Write out the entries verbatim and leave the images out of the copy.
::: GIVEN RECORDS :::
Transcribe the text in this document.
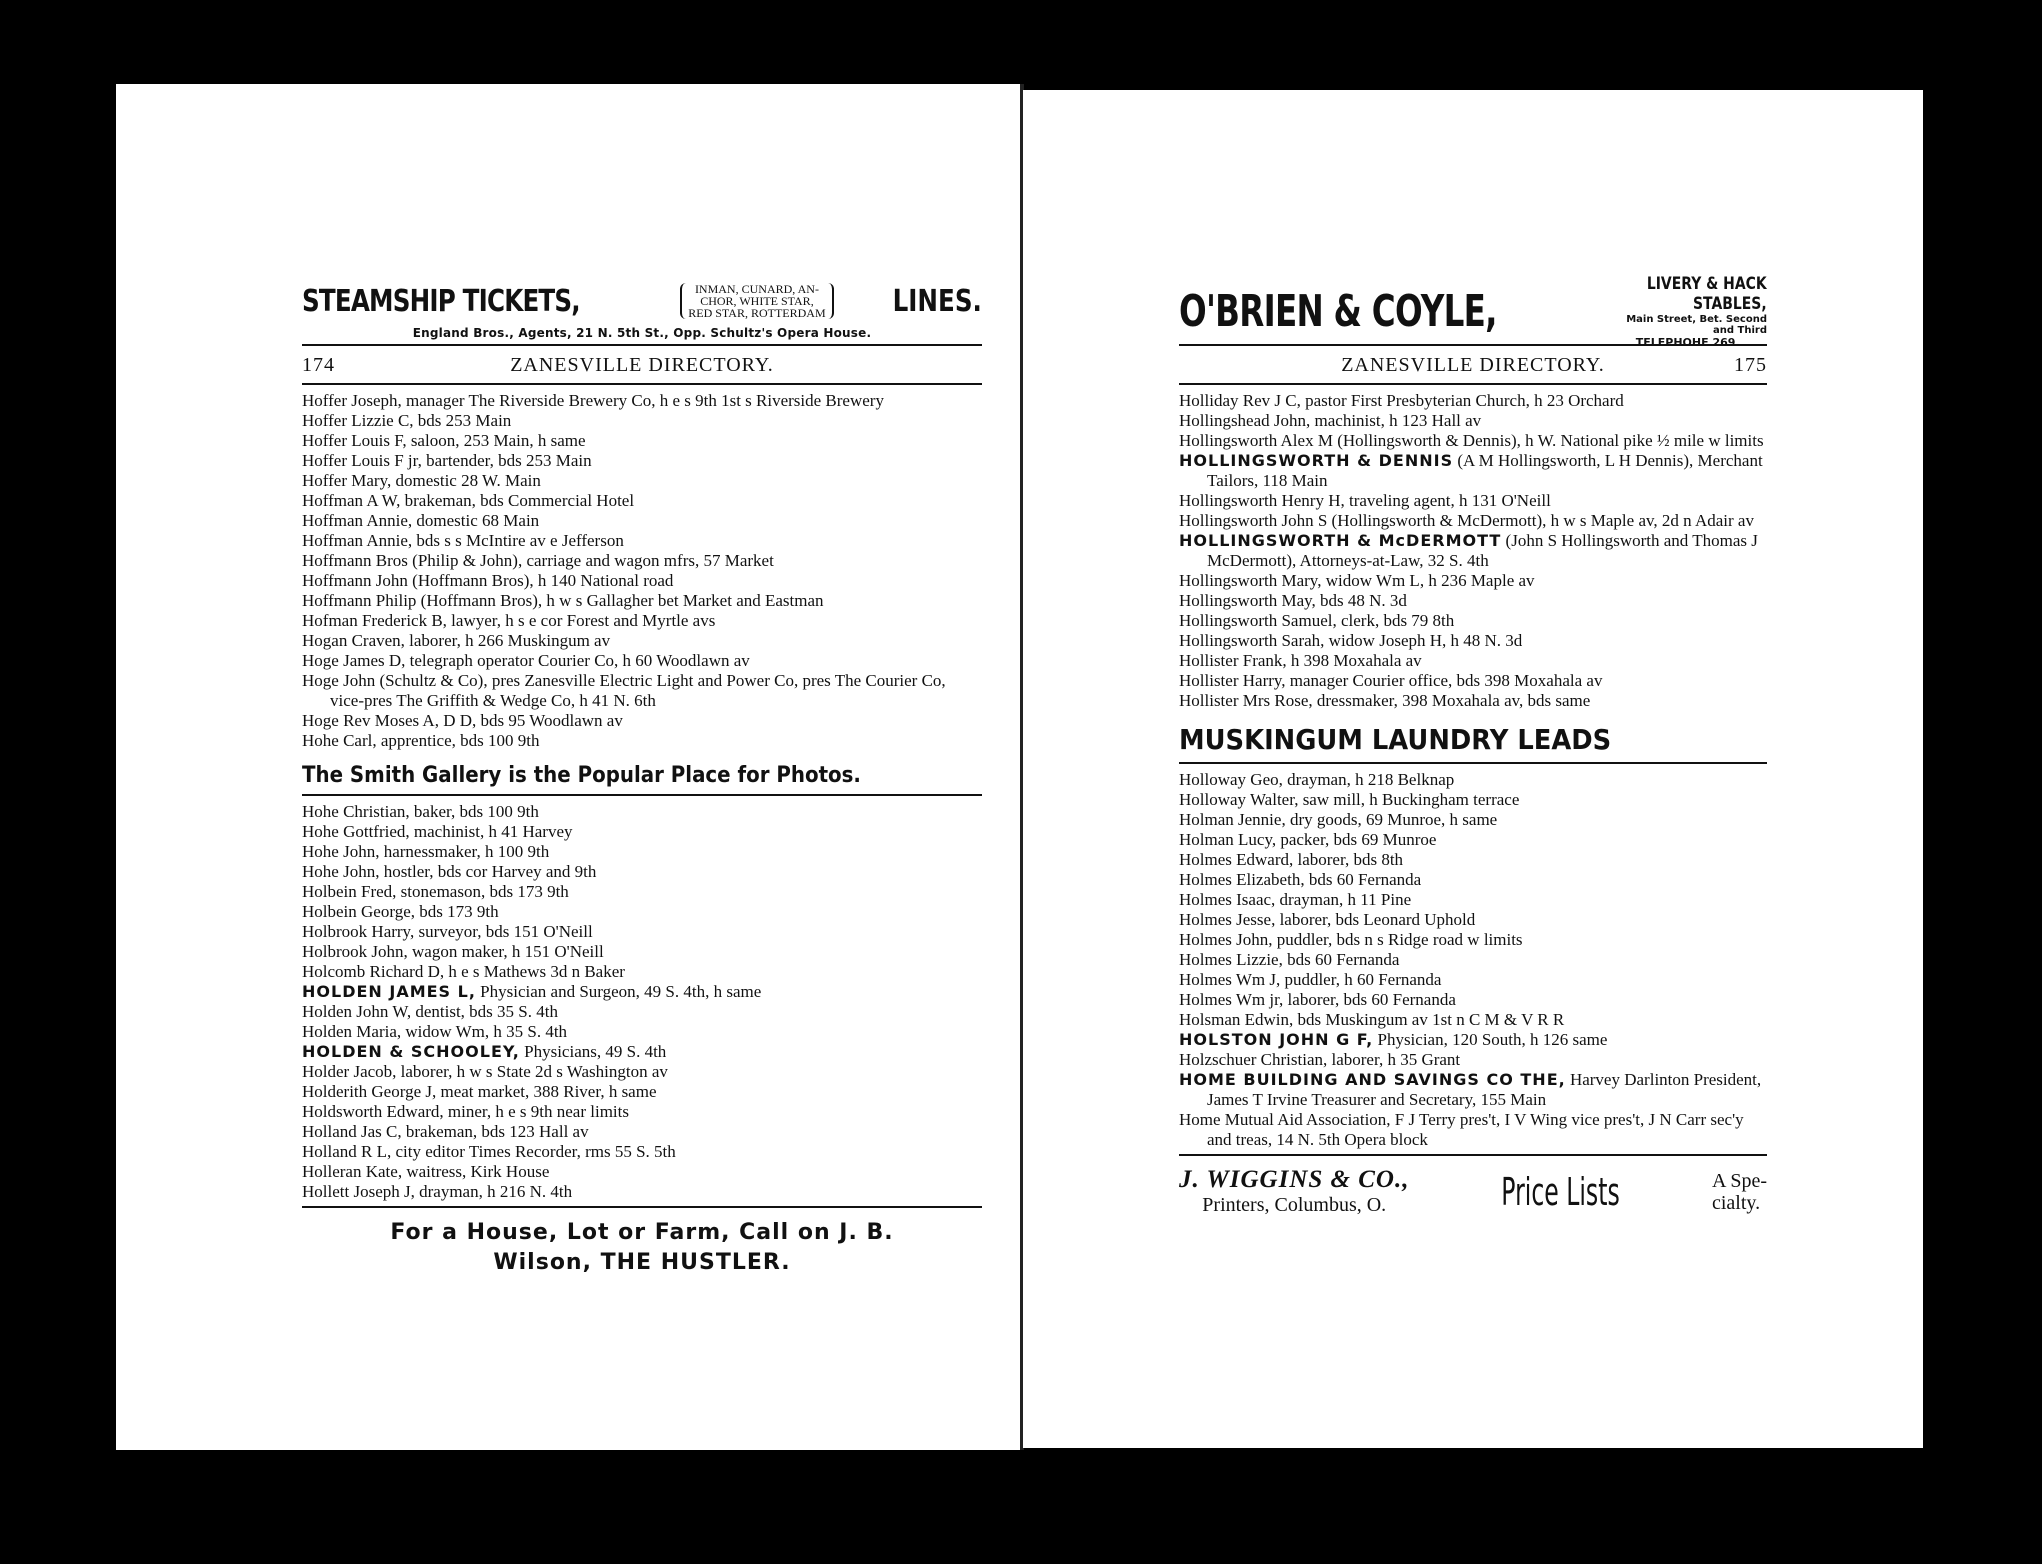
STEAMSHIP TICKETS,	INMAN, CUNARD, AN-
CHOR, WHITE STAR,
RED STAR, ROTTERDAM LINES.
England Bros., Agents, 21 N. 5th St., Opp. Schultz's Opera House.
174	ZANESVILLE DIRECTORY.
Hoffer Joseph, manager The Riverside Brewery Co, h e s 9th 1st s Riverside Brewery
Hoffer Lizzie C, bds 253 Main
Hoffer Louis F, saloon, 253 Main, h same
Hoffer Louis F jr, bartender, bds 253 Main
Hoffer Mary, domestic 28 W. Main
Hoffman A W, brakeman, bds Commercial Hotel
Hoffman Annie, domestic 68 Main
Hoffman Annie, bds s s McIntire av e Jefferson
Hoffmann Bros (Philip & John), carriage and wagon mfrs, 57 Market
Hoffmann John (Hoffmann Bros), h 140 National road
Hoffmann Philip (Hoffmann Bros), h w s Gallagher bet Market and Eastman
Hofman Frederick B, lawyer, h s e cor Forest and Myrtle avs
Hogan Craven, laborer, h 266 Muskingum av
Hoge James D, telegraph operator Courier Co, h 60 Woodlawn av
Hoge John (Schultz & Co), pres Zanesville Electric Light and Power Co, pres The Courier Co, vice-pres The Griffith & Wedge Co, h 41 N. 6th
Hoge Rev Moses A, D D, bds 95 Woodlawn av
Hohe Carl, apprentice, bds 100 9th
The Smith Gallery is the Popular Place for Photos.
Hohe Christian, baker, bds 100 9th
Hohe Gottfried, machinist, h 41 Harvey
Hohe John, harnessmaker, h 100 9th
Hohe John, hostler, bds cor Harvey and 9th
Holbein Fred, stonemason, bds 173 9th
Holbein George, bds 173 9th
Holbrook Harry, surveyor, bds 151 O'Neill
Holbrook John, wagon maker, h 151 O'Neill
Holcomb Richard D, h e s Mathews 3d n Baker
HOLDEN JAMES L, Physician and Surgeon, 49 S. 4th, h same
Holden John W, dentist, bds 35 S. 4th
Holden Maria, widow Wm, h 35 S. 4th
HOLDEN & SCHOOLEY, Physicians, 49 S. 4th
Holder Jacob, laborer, h w s State 2d s Washington av
Holderith George J, meat market, 388 River, h same
Holdsworth Edward, miner, h e s 9th near limits
Holland Jas C, brakeman, bds 123 Hall av
Holland R L, city editor Times Recorder, rms 55 S. 5th
Holleran Kate, waitress, Kirk House
Hollett Joseph J, drayman, h 216 N. 4th
For a House, Lot or Farm, Call on J. B.
Wilson, THE HUSTLER.
O'BRIEN & COYLE,
LIVERY & HACK STABLES,
Main Street, Bet. Second and Third
TELEPHOHE 269.
ZANESVILLE DIRECTORY.	175
Holliday Rev J C, pastor First Presbyterian Church, h 23 Orchard
Hollingshead John, machinist, h 123 Hall av
Hollingsworth Alex M (Hollingsworth & Dennis), h W. National pike ½ mile w limits
HOLLINGSWORTH & DENNIS (A M Hollingsworth, L H Dennis), Merchant Tailors, 118 Main
Hollingsworth Henry H, traveling agent, h 131 O'Neill
Hollingsworth John S (Hollingsworth & McDermott), h w s Maple av, 2d n Adair av
HOLLINGSWORTH & McDERMOTT (John S Hollingsworth and Thomas J McDermott), Attorneys-at-Law, 32 S. 4th
Hollingsworth Mary, widow Wm L, h 236 Maple av
Hollingsworth May, bds 48 N. 3d
Hollingsworth Samuel, clerk, bds 79 8th
Hollingsworth Sarah, widow Joseph H, h 48 N. 3d
Hollister Frank, h 398 Moxahala av
Hollister Harry, manager Courier office, bds 398 Moxahala av
Hollister Mrs Rose, dressmaker, 398 Moxahala av, bds same
MUSKINGUM LAUNDRY LEADS
Holloway Geo, drayman, h 218 Belknap
Holloway Walter, saw mill, h Buckingham terrace
Holman Jennie, dry goods, 69 Munroe, h same
Holman Lucy, packer, bds 69 Munroe
Holmes Edward, laborer, bds 8th
Holmes Elizabeth, bds 60 Fernanda
Holmes Isaac, drayman, h 11 Pine
Holmes Jesse, laborer, bds Leonard Uphold
Holmes John, puddler, bds n s Ridge road w limits
Holmes Lizzie, bds 60 Fernanda
Holmes Wm J, puddler, h 60 Fernanda
Holmes Wm jr, laborer, bds 60 Fernanda
Holsman Edwin, bds Muskingum av 1st n C M & V R R
HOLSTON JOHN G F, Physician, 120 South, h 126 same
Holzschuer Christian, laborer, h 35 Grant
HOME BUILDING AND SAVINGS CO THE, Harvey Darlinton President, James T Irvine Treasurer and Secretary, 155 Main
Home Mutual Aid Association, F J Terry pres't, I V Wing vice pres't, J N Carr sec'y and treas, 14 N. 5th Opera block
J. WIGGINS & CO.,
Printers, Columbus, O.	Price Lists	A Spe-
cialty.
:::
> [OUTPUT]:
Transcribe the text in this document.
STEAMSHIP TICKETS,	INMAN, CUNARD, AN-
CHOR, WHITE STAR,
RED STAR, ROTTERDAM LINES.
England Bros., Agents, 21 N. 5th St., Opp. Schultz's Opera House.
174	ZANESVILLE DIRECTORY.
Hoffer Joseph, manager The Riverside Brewery Co, h e s 9th 1st s Riverside Brewery
Hoffer Lizzie C, bds 253 Main
Hoffer Louis F, saloon, 253 Main, h same
Hoffer Louis F jr, bartender, bds 253 Main
Hoffer Mary, domestic 28 W. Main
Hoffman A W, brakeman, bds Commercial Hotel
Hoffman Annie, domestic 68 Main
Hoffman Annie, bds s s McIntire av e Jefferson
Hoffmann Bros (Philip & John), carriage and wagon mfrs, 57 Market
Hoffmann John (Hoffmann Bros), h 140 National road
Hoffmann Philip (Hoffmann Bros), h w s Gallagher bet Market and Eastman
Hofman Frederick B, lawyer, h s e cor Forest and Myrtle avs
Hogan Craven, laborer, h 266 Muskingum av
Hoge James D, telegraph operator Courier Co, h 60 Woodlawn av
Hoge John (Schultz & Co), pres Zanesville Electric Light and Power Co, pres The Courier Co, vice-pres The Griffith & Wedge Co, h 41 N. 6th
Hoge Rev Moses A, D D, bds 95 Woodlawn av
Hohe Carl, apprentice, bds 100 9th
The Smith Gallery is the Popular Place for Photos.
Hohe Christian, baker, bds 100 9th
Hohe Gottfried, machinist, h 41 Harvey
Hohe John, harnessmaker, h 100 9th
Hohe John, hostler, bds cor Harvey and 9th
Holbein Fred, stonemason, bds 173 9th
Holbein George, bds 173 9th
Holbrook Harry, surveyor, bds 151 O'Neill
Holbrook John, wagon maker, h 151 O'Neill
Holcomb Richard D, h e s Mathews 3d n Baker
HOLDEN JAMES L, Physician and Surgeon, 49 S. 4th, h same
Holden John W, dentist, bds 35 S. 4th
Holden Maria, widow Wm, h 35 S. 4th
HOLDEN & SCHOOLEY, Physicians, 49 S. 4th
Holder Jacob, laborer, h w s State 2d s Washington av
Holderith George J, meat market, 388 River, h same
Holdsworth Edward, miner, h e s 9th near limits
Holland Jas C, brakeman, bds 123 Hall av
Holland R L, city editor Times Recorder, rms 55 S. 5th
Holleran Kate, waitress, Kirk House
Hollett Joseph J, drayman, h 216 N. 4th
For a House, Lot or Farm, Call on J. B.
Wilson, THE HUSTLER.
O'BRIEN & COYLE,
LIVERY & HACK STABLES,
Main Street, Bet. Second and Third
TELEPHOHE 269.
ZANESVILLE DIRECTORY.	175
Holliday Rev J C, pastor First Presbyterian Church, h 23 Orchard
Hollingshead John, machinist, h 123 Hall av
Hollingsworth Alex M (Hollingsworth & Dennis), h W. National pike ½ mile w limits
HOLLINGSWORTH & DENNIS (A M Hollingsworth, L H Dennis), Merchant Tailors, 118 Main
Hollingsworth Henry H, traveling agent, h 131 O'Neill
Hollingsworth John S (Hollingsworth & McDermott), h w s Maple av, 2d n Adair av
HOLLINGSWORTH & McDERMOTT (John S Hollingsworth and Thomas J McDermott), Attorneys-at-Law, 32 S. 4th
Hollingsworth Mary, widow Wm L, h 236 Maple av
Hollingsworth May, bds 48 N. 3d
Hollingsworth Samuel, clerk, bds 79 8th
Hollingsworth Sarah, widow Joseph H, h 48 N. 3d
Hollister Frank, h 398 Moxahala av
Hollister Harry, manager Courier office, bds 398 Moxahala av
Hollister Mrs Rose, dressmaker, 398 Moxahala av, bds same
MUSKINGUM LAUNDRY LEADS
Holloway Geo, drayman, h 218 Belknap
Holloway Walter, saw mill, h Buckingham terrace
Holman Jennie, dry goods, 69 Munroe, h same
Holman Lucy, packer, bds 69 Munroe
Holmes Edward, laborer, bds 8th
Holmes Elizabeth, bds 60 Fernanda
Holmes Isaac, drayman, h 11 Pine
Holmes Jesse, laborer, bds Leonard Uphold
Holmes John, puddler, bds n s Ridge road w limits
Holmes Lizzie, bds 60 Fernanda
Holmes Wm J, puddler, h 60 Fernanda
Holmes Wm jr, laborer, bds 60 Fernanda
Holsman Edwin, bds Muskingum av 1st n C M & V R R
HOLSTON JOHN G F, Physician, 120 South, h 126 same
Holzschuer Christian, laborer, h 35 Grant
HOME BUILDING AND SAVINGS CO THE, Harvey Darlinton President, James T Irvine Treasurer and Secretary, 155 Main
Home Mutual Aid Association, F J Terry pres't, I V Wing vice pres't, J N Carr sec'y and treas, 14 N. 5th Opera block
J. WIGGINS & CO.,
Printers, Columbus, O.	Price Lists	A Spe-
cialty.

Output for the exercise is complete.